Dataset listings of figures
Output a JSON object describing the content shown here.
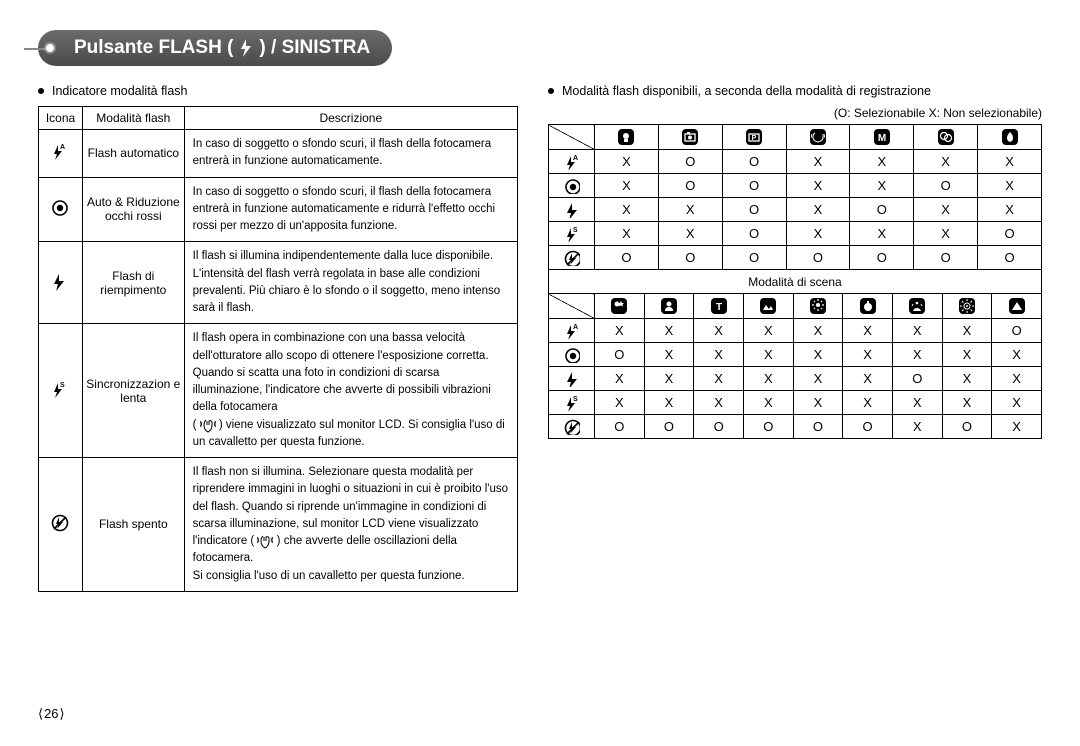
{
  "title": {
    "prefix": "Pulsante FLASH (",
    "suffix": ") / SINISTRA"
  },
  "left_section_label": "Indicatore modalità flash",
  "desc_table": {
    "headers": [
      "Icona",
      "Modalità flash",
      "Descrizione"
    ],
    "rows": [
      {
        "icon": "flash-auto",
        "mode": "Flash automatico",
        "desc": "In caso di soggetto o sfondo scuri, il flash della fotocamera entrerà in funzione automaticamente."
      },
      {
        "icon": "redeye",
        "mode": "Auto & Riduzione occhi rossi",
        "desc": "In caso di soggetto o sfondo scuri, il flash della fotocamera entrerà in funzione automaticamente e ridurrà l'effetto occhi rossi per mezzo di un'apposita funzione."
      },
      {
        "icon": "flash-fill",
        "mode": "Flash di riempimento",
        "desc": "Il flash si illumina indipendentemente dalla luce disponibile. L'intensità del flash verrà regolata in base alle condizioni prevalenti. Più chiaro è lo sfondo o il soggetto, meno intenso sarà il flash."
      },
      {
        "icon": "flash-slow",
        "mode": "Sincronizzazion e lenta",
        "desc_parts": {
          "a": "Il flash opera in combinazione con una bassa velocità dell'otturatore allo scopo di ottenere l'esposizione corretta. Quando si scatta una foto in condizioni di scarsa illuminazione, l'indicatore che avverte di possibili vibrazioni della fotocamera",
          "b": "(",
          "c": ") viene visualizzato sul monitor LCD. Si consiglia l'uso di un cavalletto per questa funzione."
        }
      },
      {
        "icon": "flash-off",
        "mode": "Flash spento",
        "desc_parts": {
          "a": "Il flash non si illumina. Selezionare questa modalità per riprendere immagini in luoghi o situazioni in cui è proibito l'uso del flash. Quando si riprende un'immagine in condizioni di scarsa illuminazione, sul monitor LCD viene visualizzato l'indicatore (",
          "b": ") che avverte delle oscillazioni della fotocamera.",
          "c": "Si consiglia l'uso di un cavalletto per questa funzione."
        }
      }
    ]
  },
  "right_section_label": "Modalità flash disponibili, a seconda della modalità di registrazione",
  "legend_note": "(O: Selezionabile X: Non selezionabile)",
  "avail_table1": {
    "col_icons": [
      "mode-auto",
      "mode-still",
      "mode-program",
      "mode-asr",
      "mode-manual",
      "mode-effect",
      "mode-scene"
    ],
    "row_icons": [
      "flash-auto",
      "redeye",
      "flash-fill",
      "flash-slow",
      "flash-off"
    ],
    "cells": [
      [
        "X",
        "O",
        "O",
        "X",
        "X",
        "X",
        "X"
      ],
      [
        "X",
        "O",
        "O",
        "X",
        "X",
        "O",
        "X"
      ],
      [
        "X",
        "X",
        "O",
        "X",
        "O",
        "X",
        "X"
      ],
      [
        "X",
        "X",
        "O",
        "X",
        "X",
        "X",
        "O"
      ],
      [
        "O",
        "O",
        "O",
        "O",
        "O",
        "O",
        "O"
      ]
    ]
  },
  "scene_header": "Modalità di scena",
  "avail_table2": {
    "col_icons": [
      "scene-night",
      "scene-portrait",
      "scene-children",
      "scene-landscape",
      "scene-closeup",
      "scene-text",
      "scene-sunset",
      "scene-dawn",
      "scene-backlight"
    ],
    "row_icons": [
      "flash-auto",
      "redeye",
      "flash-fill",
      "flash-slow",
      "flash-off"
    ],
    "cells": [
      [
        "X",
        "X",
        "X",
        "X",
        "X",
        "X",
        "X",
        "X",
        "O"
      ],
      [
        "O",
        "X",
        "X",
        "X",
        "X",
        "X",
        "X",
        "X",
        "X"
      ],
      [
        "X",
        "X",
        "X",
        "X",
        "X",
        "X",
        "O",
        "X",
        "X"
      ],
      [
        "X",
        "X",
        "X",
        "X",
        "X",
        "X",
        "X",
        "X",
        "X"
      ],
      [
        "O",
        "O",
        "O",
        "O",
        "O",
        "O",
        "X",
        "O",
        "X"
      ]
    ]
  },
  "page_number": "26"
}
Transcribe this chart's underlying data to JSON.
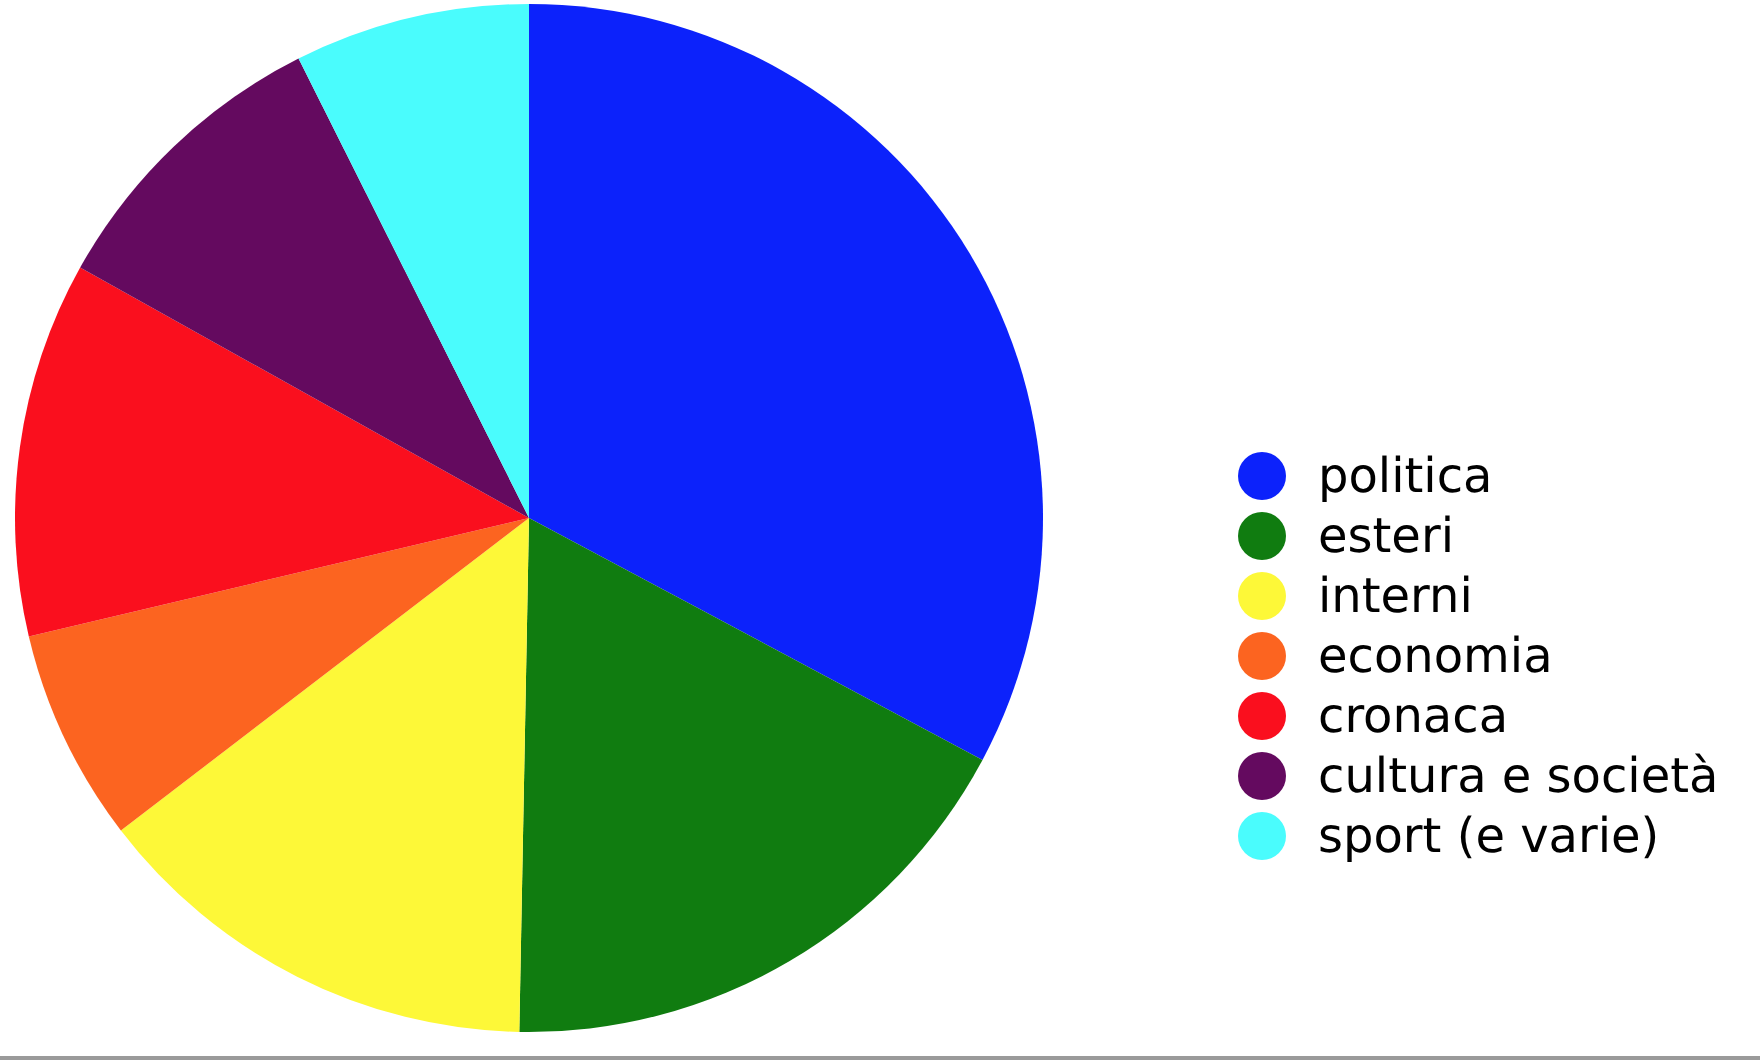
{
  "chart_data": {
    "type": "pie",
    "categories": [
      "politica",
      "esteri",
      "interni",
      "economia",
      "cronaca",
      "cultura e società",
      "sport (e varie)"
    ],
    "values": [
      32.8,
      17.5,
      14.3,
      6.7,
      11.8,
      9.5,
      7.4
    ],
    "colors": [
      "#0c22fb",
      "#107c10",
      "#fdf838",
      "#fc6420",
      "#fa0f1e",
      "#640a5f",
      "#4afcfd"
    ],
    "legend": "right"
  }
}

* **What the task requires**: Copy all lines from the material that contain "rossi".

* **Final answer**:
        "mode": "Auto & Riduzione occhi rossi",
        "desc": "In caso di soggetto o sfondo scuri, il flash della fotocamera entrerà in funzione automaticamente e ridurrà l'effetto occhi rossi per mezzo di un'apposita funzione."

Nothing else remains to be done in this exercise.